— BEGIN STORED RECORDS —

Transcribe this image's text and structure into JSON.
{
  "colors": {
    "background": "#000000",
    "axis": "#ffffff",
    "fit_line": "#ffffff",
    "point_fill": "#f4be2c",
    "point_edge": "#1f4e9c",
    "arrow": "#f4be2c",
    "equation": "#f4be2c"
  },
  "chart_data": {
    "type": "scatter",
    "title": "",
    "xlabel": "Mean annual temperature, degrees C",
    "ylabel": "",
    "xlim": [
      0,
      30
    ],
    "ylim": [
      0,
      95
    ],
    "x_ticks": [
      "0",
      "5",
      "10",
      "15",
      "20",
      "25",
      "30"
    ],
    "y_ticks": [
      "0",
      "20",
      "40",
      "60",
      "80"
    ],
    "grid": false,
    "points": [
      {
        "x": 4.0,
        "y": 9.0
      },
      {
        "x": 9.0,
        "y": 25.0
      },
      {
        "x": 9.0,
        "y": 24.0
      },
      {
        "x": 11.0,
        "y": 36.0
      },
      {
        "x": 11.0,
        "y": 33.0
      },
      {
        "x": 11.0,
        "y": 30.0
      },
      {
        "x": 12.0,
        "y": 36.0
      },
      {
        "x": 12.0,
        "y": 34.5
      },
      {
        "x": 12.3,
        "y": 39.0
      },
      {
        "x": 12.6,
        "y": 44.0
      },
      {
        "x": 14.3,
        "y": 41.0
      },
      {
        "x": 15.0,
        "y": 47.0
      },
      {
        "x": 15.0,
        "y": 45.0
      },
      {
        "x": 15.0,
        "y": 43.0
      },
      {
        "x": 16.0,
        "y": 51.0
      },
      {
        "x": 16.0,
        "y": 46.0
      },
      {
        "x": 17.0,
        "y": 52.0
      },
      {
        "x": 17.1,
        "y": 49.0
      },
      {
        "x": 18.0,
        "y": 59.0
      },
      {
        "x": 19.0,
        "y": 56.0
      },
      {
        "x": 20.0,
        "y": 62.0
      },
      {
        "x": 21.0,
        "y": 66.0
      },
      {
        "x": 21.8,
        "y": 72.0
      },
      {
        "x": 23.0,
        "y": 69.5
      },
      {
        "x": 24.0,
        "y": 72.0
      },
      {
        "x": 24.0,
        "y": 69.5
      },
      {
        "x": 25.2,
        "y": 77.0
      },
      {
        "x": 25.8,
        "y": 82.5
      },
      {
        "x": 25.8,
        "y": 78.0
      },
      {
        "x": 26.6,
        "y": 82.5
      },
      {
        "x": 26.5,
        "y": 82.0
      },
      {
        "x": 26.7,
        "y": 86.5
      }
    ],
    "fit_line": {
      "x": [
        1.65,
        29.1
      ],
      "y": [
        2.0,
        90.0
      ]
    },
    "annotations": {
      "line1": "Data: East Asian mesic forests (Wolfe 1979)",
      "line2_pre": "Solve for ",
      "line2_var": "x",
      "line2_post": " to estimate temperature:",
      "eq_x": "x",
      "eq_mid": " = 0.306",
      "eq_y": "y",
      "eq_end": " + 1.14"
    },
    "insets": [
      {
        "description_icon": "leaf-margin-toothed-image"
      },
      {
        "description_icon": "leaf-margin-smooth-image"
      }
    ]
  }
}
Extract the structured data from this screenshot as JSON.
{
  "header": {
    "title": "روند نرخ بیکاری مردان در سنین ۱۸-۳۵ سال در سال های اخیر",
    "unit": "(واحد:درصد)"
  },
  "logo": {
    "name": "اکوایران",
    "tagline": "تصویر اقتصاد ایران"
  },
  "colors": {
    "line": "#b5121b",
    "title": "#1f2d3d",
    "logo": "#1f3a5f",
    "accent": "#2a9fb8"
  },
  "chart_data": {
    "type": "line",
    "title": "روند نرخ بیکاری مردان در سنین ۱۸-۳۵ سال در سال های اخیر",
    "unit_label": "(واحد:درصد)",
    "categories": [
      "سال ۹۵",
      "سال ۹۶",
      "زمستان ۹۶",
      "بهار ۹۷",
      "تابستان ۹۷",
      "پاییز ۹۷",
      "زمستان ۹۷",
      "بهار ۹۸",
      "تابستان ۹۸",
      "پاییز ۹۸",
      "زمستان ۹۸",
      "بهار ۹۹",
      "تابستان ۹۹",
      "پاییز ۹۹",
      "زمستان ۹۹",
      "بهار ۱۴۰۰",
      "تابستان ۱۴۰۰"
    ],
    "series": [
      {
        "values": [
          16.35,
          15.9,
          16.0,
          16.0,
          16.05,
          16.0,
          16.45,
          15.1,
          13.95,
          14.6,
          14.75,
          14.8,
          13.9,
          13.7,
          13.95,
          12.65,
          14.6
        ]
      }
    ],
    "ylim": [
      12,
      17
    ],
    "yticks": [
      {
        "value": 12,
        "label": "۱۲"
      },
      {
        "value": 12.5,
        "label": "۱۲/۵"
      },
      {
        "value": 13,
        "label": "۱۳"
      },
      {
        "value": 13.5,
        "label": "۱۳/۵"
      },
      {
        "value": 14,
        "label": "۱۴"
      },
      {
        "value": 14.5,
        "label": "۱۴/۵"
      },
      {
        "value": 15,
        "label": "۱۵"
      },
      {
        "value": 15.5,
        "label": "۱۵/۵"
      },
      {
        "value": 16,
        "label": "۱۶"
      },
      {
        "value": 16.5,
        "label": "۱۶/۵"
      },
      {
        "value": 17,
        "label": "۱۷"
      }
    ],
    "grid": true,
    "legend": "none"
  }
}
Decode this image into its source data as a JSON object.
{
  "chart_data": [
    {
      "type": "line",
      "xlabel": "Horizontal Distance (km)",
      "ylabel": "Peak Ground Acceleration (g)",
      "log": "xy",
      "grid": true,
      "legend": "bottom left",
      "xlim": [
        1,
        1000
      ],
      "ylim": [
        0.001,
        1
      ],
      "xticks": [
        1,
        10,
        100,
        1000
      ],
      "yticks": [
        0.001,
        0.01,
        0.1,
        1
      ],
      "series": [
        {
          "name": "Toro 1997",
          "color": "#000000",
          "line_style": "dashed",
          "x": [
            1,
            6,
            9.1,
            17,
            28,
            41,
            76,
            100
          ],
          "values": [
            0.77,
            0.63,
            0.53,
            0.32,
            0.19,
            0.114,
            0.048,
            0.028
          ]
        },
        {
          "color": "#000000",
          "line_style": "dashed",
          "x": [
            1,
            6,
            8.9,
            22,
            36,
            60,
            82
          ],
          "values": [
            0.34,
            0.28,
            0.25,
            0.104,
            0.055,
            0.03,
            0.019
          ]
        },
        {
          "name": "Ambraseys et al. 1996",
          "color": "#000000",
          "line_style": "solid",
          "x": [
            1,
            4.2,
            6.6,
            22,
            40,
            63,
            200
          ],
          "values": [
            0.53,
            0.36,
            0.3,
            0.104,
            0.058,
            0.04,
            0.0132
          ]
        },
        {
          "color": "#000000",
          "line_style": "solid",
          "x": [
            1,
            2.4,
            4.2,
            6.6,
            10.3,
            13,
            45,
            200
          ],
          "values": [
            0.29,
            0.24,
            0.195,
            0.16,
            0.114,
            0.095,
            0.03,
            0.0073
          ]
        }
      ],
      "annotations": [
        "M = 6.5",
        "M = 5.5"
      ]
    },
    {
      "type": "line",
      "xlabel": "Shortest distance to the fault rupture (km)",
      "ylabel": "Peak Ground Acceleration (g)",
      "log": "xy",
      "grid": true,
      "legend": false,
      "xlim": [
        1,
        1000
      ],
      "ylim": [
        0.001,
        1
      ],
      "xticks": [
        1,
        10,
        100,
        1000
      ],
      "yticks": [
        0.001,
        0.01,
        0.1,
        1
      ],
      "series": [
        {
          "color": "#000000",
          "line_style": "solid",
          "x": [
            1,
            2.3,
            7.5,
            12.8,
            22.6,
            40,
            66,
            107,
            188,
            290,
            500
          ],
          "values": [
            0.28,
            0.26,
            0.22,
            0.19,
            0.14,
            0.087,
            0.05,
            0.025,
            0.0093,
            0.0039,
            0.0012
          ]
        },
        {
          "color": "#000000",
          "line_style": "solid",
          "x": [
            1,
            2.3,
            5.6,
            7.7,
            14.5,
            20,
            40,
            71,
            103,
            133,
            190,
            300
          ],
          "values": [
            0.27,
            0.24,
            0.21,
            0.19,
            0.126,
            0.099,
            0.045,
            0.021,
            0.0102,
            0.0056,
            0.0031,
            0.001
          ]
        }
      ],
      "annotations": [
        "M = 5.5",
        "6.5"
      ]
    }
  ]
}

— END STORED RECORDS —

[TASK INSTRUCTIONS]
Scan the entries above for the word "تابستان" and collect each line holding it.

[THE REPLY]
      "تابستان ۹۷",
      "تابستان ۹۸",
      "تابستان ۹۹",
      "تابستان ۱۴۰۰"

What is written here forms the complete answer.